- [Goal of the exercise]: Search the material below for the word "title". Copy every line that has it.

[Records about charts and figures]
################
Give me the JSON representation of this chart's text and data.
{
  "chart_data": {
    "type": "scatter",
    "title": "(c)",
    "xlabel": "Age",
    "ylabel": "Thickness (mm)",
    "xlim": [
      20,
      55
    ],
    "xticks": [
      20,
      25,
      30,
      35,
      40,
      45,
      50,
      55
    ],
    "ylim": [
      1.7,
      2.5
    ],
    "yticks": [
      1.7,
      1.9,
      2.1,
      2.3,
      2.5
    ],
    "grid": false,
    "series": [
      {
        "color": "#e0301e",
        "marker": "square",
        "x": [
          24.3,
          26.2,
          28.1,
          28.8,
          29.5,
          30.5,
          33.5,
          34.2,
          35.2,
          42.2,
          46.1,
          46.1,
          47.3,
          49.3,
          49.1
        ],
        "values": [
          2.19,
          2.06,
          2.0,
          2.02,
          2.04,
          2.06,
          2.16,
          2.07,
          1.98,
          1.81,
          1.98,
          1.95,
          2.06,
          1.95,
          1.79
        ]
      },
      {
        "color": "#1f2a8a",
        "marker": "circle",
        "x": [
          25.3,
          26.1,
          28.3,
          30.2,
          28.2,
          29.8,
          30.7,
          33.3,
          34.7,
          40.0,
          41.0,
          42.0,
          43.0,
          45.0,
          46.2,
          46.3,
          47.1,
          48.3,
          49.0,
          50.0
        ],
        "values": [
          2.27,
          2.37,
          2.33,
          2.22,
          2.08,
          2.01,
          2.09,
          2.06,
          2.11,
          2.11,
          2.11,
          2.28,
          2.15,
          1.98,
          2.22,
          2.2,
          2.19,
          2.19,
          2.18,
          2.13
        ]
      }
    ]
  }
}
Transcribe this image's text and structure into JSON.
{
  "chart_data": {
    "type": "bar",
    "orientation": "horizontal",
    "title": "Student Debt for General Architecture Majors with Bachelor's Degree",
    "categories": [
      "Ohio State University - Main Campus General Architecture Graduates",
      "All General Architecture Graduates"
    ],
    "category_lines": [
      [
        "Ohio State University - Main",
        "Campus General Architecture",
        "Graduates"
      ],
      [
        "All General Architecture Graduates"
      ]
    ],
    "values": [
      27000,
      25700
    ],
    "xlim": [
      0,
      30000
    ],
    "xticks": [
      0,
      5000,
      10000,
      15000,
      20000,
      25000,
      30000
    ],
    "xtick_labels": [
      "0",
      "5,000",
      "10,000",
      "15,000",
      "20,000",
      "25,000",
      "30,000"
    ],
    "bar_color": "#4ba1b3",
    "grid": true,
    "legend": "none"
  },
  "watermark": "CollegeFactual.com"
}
################
- [Full solution]:
    "title": "(c)",
    "title": "Student Debt for General Architecture Majors with Bachelor's Degree",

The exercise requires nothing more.